EXERCISE DATA —
************

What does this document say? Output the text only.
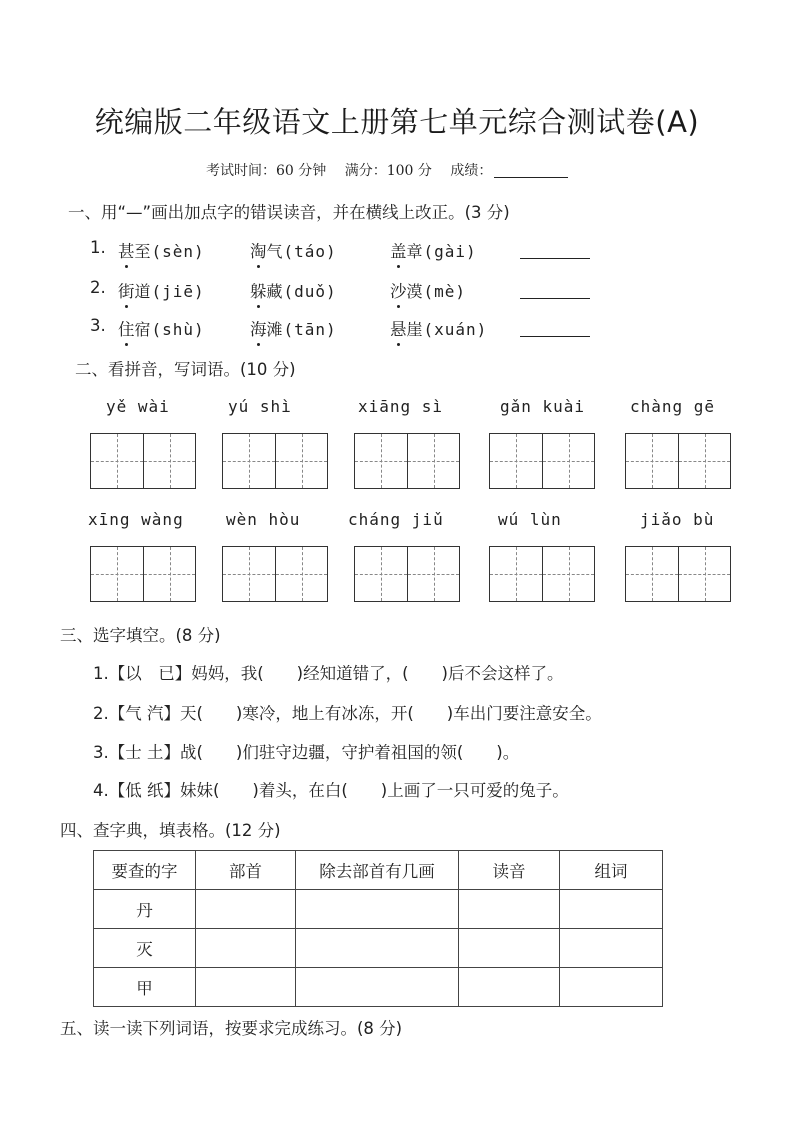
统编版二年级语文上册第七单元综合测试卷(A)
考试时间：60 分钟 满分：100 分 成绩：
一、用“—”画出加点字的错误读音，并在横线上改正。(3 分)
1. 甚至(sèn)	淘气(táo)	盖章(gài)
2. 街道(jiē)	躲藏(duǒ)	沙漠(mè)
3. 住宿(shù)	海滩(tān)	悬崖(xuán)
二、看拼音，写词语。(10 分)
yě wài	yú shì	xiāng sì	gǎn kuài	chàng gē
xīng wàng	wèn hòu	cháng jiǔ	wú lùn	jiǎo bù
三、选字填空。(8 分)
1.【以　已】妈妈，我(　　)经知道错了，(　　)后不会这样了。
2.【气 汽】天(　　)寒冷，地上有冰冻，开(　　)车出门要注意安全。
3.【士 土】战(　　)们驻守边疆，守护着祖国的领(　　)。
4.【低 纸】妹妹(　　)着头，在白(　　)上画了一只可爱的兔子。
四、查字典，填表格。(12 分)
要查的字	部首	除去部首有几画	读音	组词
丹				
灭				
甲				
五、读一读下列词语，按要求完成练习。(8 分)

************

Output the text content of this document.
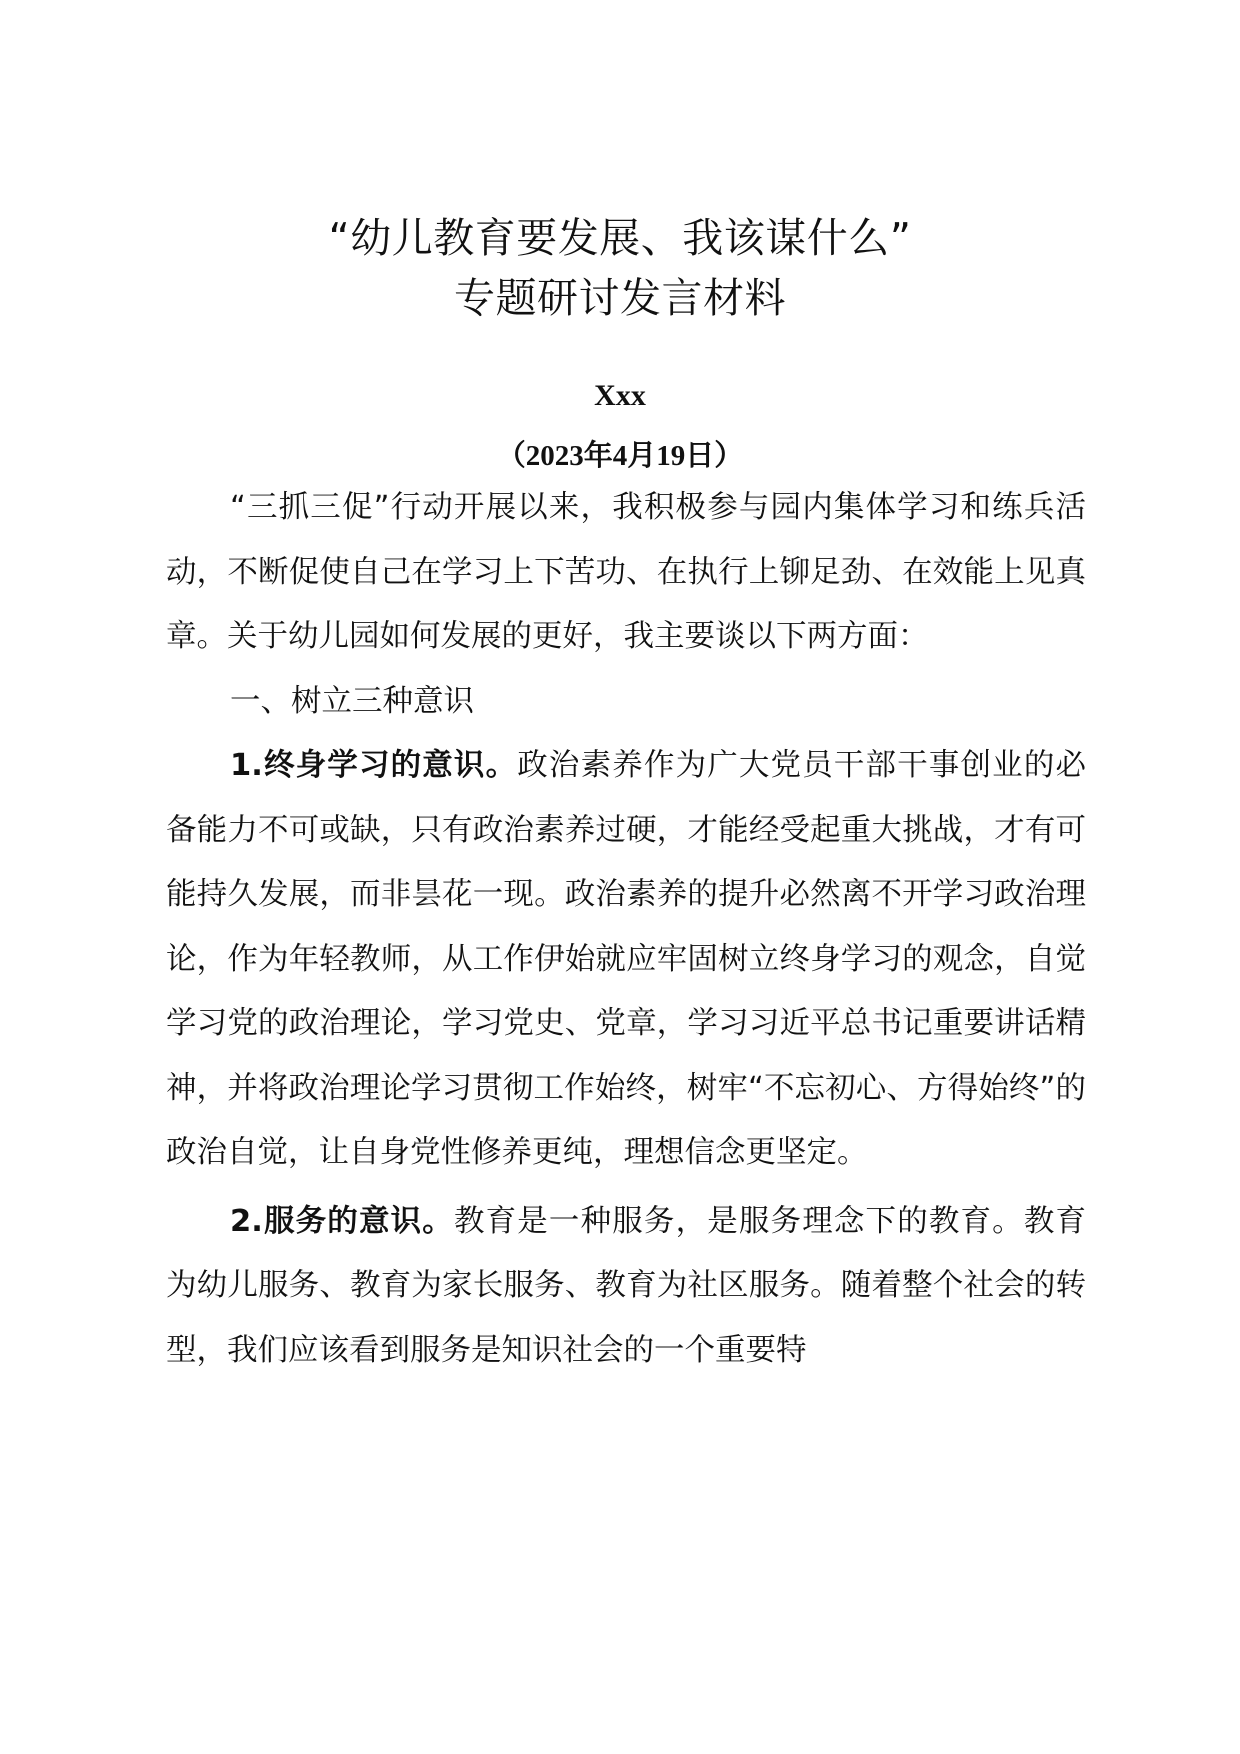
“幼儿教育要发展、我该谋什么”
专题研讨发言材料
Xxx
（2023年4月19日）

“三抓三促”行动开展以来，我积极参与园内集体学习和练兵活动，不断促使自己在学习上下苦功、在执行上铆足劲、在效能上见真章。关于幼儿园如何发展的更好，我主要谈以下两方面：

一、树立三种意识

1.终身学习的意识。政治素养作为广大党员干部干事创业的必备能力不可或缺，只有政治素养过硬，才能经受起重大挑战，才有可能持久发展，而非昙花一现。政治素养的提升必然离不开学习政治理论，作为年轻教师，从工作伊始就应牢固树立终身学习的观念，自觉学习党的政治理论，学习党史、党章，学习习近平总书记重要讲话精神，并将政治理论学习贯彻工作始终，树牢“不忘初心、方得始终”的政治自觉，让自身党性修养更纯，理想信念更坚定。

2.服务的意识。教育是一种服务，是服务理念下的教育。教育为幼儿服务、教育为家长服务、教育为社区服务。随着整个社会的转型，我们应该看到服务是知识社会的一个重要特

************

GIVEN TASK — Copy every line that contains the string "this".

FINISHED EXERCISE —
What does this document say? Output the text only.
Output the text content of this document.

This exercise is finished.